Dataset items:
....
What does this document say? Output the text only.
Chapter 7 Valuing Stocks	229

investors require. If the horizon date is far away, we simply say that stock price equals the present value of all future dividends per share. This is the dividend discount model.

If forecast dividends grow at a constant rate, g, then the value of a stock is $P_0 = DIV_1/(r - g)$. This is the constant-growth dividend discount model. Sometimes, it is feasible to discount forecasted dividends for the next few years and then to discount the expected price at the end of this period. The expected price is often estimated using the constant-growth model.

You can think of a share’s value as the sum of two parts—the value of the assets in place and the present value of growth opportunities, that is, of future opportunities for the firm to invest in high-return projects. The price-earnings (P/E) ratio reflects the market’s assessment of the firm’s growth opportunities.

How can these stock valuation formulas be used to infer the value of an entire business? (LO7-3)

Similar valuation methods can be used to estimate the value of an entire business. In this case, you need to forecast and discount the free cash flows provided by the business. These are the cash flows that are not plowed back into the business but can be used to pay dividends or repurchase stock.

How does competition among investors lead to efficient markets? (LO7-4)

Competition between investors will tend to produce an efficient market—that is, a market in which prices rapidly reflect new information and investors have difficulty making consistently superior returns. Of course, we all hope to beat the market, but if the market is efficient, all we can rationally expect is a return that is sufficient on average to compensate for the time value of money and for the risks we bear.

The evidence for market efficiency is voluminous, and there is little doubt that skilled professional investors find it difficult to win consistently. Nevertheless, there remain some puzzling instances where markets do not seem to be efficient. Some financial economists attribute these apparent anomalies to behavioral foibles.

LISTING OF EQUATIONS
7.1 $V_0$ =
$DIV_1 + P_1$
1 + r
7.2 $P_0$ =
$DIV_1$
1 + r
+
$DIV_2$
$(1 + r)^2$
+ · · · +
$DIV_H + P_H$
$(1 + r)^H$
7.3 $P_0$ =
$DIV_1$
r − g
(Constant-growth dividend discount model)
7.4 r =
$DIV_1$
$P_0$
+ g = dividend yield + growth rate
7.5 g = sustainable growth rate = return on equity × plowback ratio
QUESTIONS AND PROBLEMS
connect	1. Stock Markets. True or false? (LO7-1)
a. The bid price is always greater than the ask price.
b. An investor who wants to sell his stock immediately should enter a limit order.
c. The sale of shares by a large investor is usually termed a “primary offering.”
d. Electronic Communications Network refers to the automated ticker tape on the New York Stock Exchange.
....
Exercise prompt: From the data above, work out how many lines contain the string "rate" and reply with only the number.

Full answer: 3